- Davis, R.F. and Sitar, Z. and Williams, B.E. and Kong, H.S. and Kim, H.J. and Palmour, J.W. and Edmond, J.A. and Ryu, J. and Glass, J.T. and Carter, C.H. Jr., Critical evaluation of the status of the areas for future research regarding the wide band gap semiconductors diamond, gallium nitride and silicon carbide,
Materials Science & Engineering B: Solid-State Materials for Advanced Technology, vol. B1 no. 1
pp. 77 - 104 [0921-5107(88)90032-3] .
(last updated on 2007/04/17)
The deposition of monocrystalline diamond, at or below 1 atm total pressure and at a temperature T<1273 K, has been achieved on diamond substrates; the deposited film has been polycrystalline on all other substrates but the achievement is no less significant. For electronic applications, heteroepitaxy of single-crystal films of diamond, an understanding of mechanisms of nucleation and growth, methods of impurity introduction and activation, and further device development must be achieved. Stoichiometric gallium nitride free of nitrogen vacancies has apparently not been obtained. Thus, knowledge of the defect chemistry of this material, the growth of semiconducting films on foreign substrates, and the development of insulating layers and of their low temperature deposition as well as device fabrication procedures must be achieved. By contrast, all of these problems have already been solved for silicon carbide, including the operation of a MOSFET at 923 K - the highest operating temperature ever reported for a field-effect device. However, considerable research remains to be done regarding the development of large silicon carbide substrates of ohmic and rectifying contacts, of new types of devices, and of low temperature techniques for the deposition of insulating layers. Fugitive donor and acceptor species in unintentionally doped samples must also be identified and controlled.
Semiconducting Diamonds;Semiconducting Gallium Compounds;Semiconducting Silicon Compounds;Silicon Carbide;Semiconducting Films--Growth;

• **Problem A**:
Answer these questions about the abstract on wide band gap semiconductors, one per line:
(i) At what temperature was a silicon carbide MOSFET operated?
(ii) What page range does the article cover?
(iii) On what date was the entry last updated?

• **Supplied records**:

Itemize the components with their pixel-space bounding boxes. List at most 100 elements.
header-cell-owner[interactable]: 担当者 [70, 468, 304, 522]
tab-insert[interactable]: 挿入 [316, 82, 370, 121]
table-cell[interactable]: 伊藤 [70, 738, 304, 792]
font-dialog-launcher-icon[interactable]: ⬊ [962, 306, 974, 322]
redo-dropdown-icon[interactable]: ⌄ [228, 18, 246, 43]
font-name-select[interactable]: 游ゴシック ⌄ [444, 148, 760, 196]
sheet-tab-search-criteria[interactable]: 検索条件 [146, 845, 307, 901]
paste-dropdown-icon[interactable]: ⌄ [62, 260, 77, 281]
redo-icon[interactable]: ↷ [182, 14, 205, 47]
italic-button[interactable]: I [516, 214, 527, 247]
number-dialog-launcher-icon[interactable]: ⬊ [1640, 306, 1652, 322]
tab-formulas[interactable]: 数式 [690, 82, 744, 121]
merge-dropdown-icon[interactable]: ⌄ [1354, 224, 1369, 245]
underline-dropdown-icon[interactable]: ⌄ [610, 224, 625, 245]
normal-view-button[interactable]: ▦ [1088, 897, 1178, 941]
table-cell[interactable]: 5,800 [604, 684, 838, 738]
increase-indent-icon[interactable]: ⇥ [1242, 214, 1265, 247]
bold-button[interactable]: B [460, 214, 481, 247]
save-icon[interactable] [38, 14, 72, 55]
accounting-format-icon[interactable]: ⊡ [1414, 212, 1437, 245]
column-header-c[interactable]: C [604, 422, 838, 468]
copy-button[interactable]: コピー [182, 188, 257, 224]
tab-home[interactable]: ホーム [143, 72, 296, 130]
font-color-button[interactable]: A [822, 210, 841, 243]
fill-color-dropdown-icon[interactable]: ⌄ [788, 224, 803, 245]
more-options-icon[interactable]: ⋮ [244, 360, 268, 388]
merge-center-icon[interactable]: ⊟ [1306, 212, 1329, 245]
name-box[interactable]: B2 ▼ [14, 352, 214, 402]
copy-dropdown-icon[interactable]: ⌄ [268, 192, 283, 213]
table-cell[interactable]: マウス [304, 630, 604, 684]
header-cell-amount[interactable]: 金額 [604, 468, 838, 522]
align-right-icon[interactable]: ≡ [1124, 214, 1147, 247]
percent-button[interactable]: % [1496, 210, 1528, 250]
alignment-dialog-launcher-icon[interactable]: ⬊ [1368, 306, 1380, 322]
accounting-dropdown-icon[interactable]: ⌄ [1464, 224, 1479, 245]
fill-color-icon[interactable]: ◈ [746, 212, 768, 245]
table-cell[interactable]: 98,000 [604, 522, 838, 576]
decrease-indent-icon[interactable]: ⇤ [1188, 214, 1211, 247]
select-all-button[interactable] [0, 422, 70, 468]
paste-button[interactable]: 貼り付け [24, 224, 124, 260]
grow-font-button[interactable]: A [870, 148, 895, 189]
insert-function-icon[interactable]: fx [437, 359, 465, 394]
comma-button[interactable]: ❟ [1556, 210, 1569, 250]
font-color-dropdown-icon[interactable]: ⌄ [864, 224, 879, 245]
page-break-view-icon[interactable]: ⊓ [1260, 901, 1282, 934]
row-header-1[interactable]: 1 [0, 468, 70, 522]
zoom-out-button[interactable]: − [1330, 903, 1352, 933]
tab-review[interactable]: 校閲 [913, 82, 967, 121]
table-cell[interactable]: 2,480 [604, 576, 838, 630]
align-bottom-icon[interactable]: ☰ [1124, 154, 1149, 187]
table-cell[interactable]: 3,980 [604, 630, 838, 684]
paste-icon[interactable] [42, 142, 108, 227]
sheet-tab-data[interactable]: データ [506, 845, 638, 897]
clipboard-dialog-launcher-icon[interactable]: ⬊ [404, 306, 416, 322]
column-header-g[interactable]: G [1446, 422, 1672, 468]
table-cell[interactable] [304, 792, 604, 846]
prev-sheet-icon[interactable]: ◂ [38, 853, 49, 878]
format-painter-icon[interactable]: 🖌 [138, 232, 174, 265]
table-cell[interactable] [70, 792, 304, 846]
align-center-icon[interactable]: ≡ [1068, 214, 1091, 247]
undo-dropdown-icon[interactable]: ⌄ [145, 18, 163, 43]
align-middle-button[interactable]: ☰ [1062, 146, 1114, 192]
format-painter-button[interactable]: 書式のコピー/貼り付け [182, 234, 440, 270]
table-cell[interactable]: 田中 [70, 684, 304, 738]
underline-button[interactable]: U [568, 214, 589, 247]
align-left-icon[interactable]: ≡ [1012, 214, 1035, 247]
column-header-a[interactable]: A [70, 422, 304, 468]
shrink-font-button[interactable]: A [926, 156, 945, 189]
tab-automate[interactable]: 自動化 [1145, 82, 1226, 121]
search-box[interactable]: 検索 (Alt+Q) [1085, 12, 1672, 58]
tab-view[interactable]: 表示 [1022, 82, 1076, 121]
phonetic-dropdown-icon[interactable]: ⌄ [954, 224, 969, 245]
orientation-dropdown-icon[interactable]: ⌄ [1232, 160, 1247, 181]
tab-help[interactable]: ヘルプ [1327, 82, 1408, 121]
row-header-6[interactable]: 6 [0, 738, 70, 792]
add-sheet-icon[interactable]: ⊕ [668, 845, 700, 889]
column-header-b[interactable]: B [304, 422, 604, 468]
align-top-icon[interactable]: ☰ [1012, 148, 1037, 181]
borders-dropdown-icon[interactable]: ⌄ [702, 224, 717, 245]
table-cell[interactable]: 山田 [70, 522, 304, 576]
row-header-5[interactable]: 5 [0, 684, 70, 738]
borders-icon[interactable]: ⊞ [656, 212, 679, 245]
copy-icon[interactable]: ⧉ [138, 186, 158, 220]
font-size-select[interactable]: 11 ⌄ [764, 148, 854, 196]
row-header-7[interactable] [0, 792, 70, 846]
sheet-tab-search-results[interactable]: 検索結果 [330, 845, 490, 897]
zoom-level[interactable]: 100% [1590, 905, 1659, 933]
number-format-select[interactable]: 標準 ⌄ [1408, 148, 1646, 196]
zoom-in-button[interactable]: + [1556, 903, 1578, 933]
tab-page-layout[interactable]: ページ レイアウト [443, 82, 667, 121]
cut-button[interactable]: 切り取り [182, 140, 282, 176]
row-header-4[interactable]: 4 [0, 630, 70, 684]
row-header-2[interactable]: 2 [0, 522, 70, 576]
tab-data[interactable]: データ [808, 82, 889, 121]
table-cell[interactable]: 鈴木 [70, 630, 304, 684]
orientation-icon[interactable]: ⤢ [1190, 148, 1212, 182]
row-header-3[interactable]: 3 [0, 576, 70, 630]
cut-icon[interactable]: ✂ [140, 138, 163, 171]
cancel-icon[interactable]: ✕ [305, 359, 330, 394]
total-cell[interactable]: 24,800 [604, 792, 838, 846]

• **Problem B**: Arrange the records from their start through the line that contains "fill-color-dropdown-icon[interactable]: ⌄ [788, 224, 803, 245]" as a Markdown table with the columns n and Line, leaving out any blank lines.

• **Exercise output A**:
(i) 923 K
(ii) pp. 77 - 104
(iii) 2007/04/17

• **Exercise output B**:
| n | Line |
|---|---|
| 1 | Itemize the components with their pixel-space bounding boxes. List at most 100 elements. |
| 2 | header-cell-owner[interactable]: 担当者 [70, 468, 304, 522] |
| 3 | tab-insert[interactable]: 挿入 [316, 82, 370, 121] |
| 4 | table-cell[interactable]: 伊藤 [70, 738, 304, 792] |
| 5 | font-dialog-launcher-icon[interactable]: ⬊ [962, 306, 974, 322] |
| 6 | redo-dropdown-icon[interactable]: ⌄ [228, 18, 246, 43] |
| 7 | font-name-select[interactable]: 游ゴシック ⌄ [444, 148, 760, 196] |
| 8 | sheet-tab-search-criteria[interactable]: 検索条件 [146, 845, 307, 901] |
| 9 | paste-dropdown-icon[interactable]: ⌄ [62, 260, 77, 281] |
| 10 | redo-icon[interactable]: ↷ [182, 14, 205, 47] |
| 11 | italic-button[interactable]: I [516, 214, 527, 247] |
| 12 | number-dialog-launcher-icon[interactable]: ⬊ [1640, 306, 1652, 322] |
| 13 | tab-formulas[interactable]: 数式 [690, 82, 744, 121] |
| 14 | merge-dropdown-icon[interactable]: ⌄ [1354, 224, 1369, 245] |
| 15 | underline-dropdown-icon[interactable]: ⌄ [610, 224, 625, 245] |
| 16 | normal-view-button[interactable]: ▦ [1088, 897, 1178, 941] |
| 17 | table-cell[interactable]: 5,800 [604, 684, 838, 738] |
| 18 | increase-indent-icon[interactable]: ⇥ [1242, 214, 1265, 247] |
| 19 | bold-button[interactable]: B [460, 214, 481, 247] |
| 20 | save-icon[interactable] [38, 14, 72, 55] |
| 21 | accounting-format-icon[interactable]: ⊡ [1414, 212, 1437, 245] |
| 22 | column-header-c[interactable]: C [604, 422, 838, 468] |
| 23 | copy-button[interactable]: コピー [182, 188, 257, 224] |
| 24 | tab-home[interactable]: ホーム [143, 72, 296, 130] |
| 25 | font-color-button[interactable]: A [822, 210, 841, 243] |
| 26 | fill-color-dropdown-icon[interactable]: ⌄ [788, 224, 803, 245] |